Provided entries —
-- BEGIN --

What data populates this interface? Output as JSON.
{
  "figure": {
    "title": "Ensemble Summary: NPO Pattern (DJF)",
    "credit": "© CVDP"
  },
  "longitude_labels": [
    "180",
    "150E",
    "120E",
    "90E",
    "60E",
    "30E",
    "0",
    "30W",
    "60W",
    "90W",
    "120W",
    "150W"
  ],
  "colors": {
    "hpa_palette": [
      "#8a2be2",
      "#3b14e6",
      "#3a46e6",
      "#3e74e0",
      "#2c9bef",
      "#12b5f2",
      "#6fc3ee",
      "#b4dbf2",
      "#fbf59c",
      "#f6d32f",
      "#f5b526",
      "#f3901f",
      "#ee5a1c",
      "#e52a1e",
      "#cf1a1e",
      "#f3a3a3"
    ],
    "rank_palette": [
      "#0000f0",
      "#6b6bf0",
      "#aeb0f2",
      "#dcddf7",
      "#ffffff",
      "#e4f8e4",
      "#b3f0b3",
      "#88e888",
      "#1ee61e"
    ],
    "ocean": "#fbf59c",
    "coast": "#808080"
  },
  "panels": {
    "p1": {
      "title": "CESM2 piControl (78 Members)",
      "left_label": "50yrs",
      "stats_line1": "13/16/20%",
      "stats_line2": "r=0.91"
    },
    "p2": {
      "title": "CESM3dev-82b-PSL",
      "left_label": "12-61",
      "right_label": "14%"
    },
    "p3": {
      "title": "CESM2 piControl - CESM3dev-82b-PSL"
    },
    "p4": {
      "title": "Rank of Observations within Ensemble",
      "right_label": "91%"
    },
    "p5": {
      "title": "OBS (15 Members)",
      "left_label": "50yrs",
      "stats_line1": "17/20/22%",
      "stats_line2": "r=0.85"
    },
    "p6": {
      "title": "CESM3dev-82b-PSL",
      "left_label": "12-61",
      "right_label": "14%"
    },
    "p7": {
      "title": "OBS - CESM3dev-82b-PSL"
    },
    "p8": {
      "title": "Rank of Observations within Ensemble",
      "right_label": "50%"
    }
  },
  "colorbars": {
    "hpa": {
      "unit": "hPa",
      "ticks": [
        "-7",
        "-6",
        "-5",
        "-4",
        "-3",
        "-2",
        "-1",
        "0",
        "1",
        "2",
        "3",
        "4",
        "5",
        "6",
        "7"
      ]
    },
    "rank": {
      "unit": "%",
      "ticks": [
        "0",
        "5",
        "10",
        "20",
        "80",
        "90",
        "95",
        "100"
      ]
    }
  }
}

-- END --

Written request — Gather up the lines containing the word "piControl" from these records and copy them.

Problem solution —
      "title": "CESM2 piControl (78 Members)",
      "title": "CESM2 piControl - CESM3dev-82b-PSL"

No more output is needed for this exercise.